The records below must be output exactly, without pictures.

> _Given entries_
+ + + + +

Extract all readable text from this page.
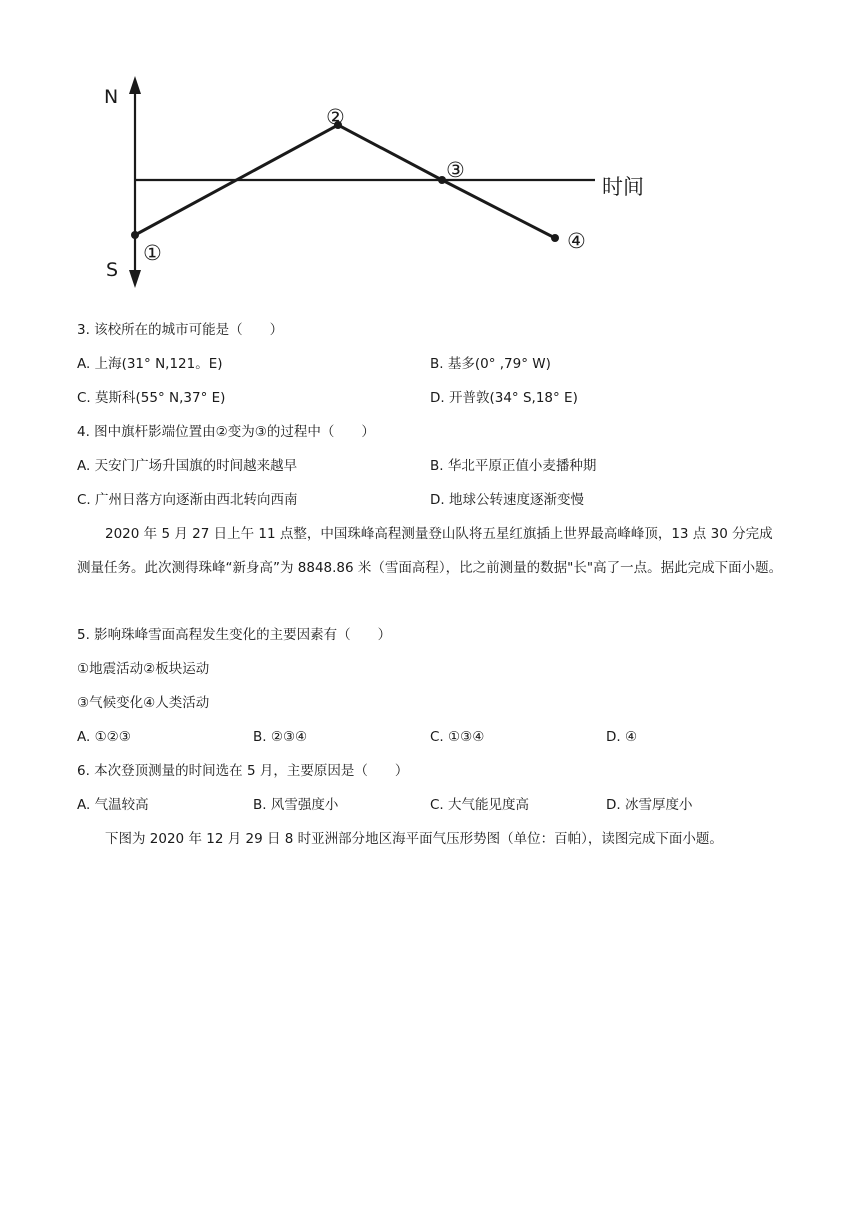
N
S
时间
①
②
③
④
3. 该校所在的城市可能是（　　）
A. 上海(31° N,121。E)	B. 基多(0° ,79° W)
C. 莫斯科(55° N,37° E)	D. 开普敦(34° S,18° E)
4. 图中旗杆影端位置由②变为③的过程中（　　）
A. 天安门广场升国旗的时间越来越早	B. 华北平原正值小麦播种期
C. 广州日落方向逐渐由西北转向西南	D. 地球公转速度逐渐变慢
2020 年 5 月 27 日上午 11 点整，中国珠峰高程测量登山队将五星红旗插上世界最高峰峰顶，13 点 30 分完成测量任务。此次测得珠峰“新身高”为 8848.86 米（雪面高程），比之前测量的数据"长"高了一点。据此完成下面小题。
5. 影响珠峰雪面高程发生变化的主要因素有（　　）
①地震活动②板块运动
③气候变化④人类活动
A. ①②③	B. ②③④	C. ①③④	D. ④
6. 本次登顶测量的时间选在 5 月，主要原因是（　　）
A. 气温较高	B. 风雪强度小	C. 大气能见度高	D. 冰雪厚度小
下图为 2020 年 12 月 29 日 8 时亚洲部分地区海平面气压形势图（单位：百帕），读图完成下面小题。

+ + + + +

> _Solution to the exercise_
Extract all readable text from this page.
N
S
时间
①
②
③
④
3. 该校所在的城市可能是（　　）
A. 上海(31° N,121。E)	B. 基多(0° ,79° W)
C. 莫斯科(55° N,37° E)	D. 开普敦(34° S,18° E)
4. 图中旗杆影端位置由②变为③的过程中（　　）
A. 天安门广场升国旗的时间越来越早	B. 华北平原正值小麦播种期
C. 广州日落方向逐渐由西北转向西南	D. 地球公转速度逐渐变慢
2020 年 5 月 27 日上午 11 点整，中国珠峰高程测量登山队将五星红旗插上世界最高峰峰顶，13 点 30 分完成测量任务。此次测得珠峰“新身高”为 8848.86 米（雪面高程），比之前测量的数据"长"高了一点。据此完成下面小题。
5. 影响珠峰雪面高程发生变化的主要因素有（　　）
①地震活动②板块运动
③气候变化④人类活动
A. ①②③	B. ②③④	C. ①③④	D. ④
6. 本次登顶测量的时间选在 5 月，主要原因是（　　）
A. 气温较高	B. 风雪强度小	C. 大气能见度高	D. 冰雪厚度小
下图为 2020 年 12 月 29 日 8 时亚洲部分地区海平面气压形势图（单位：百帕），读图完成下面小题。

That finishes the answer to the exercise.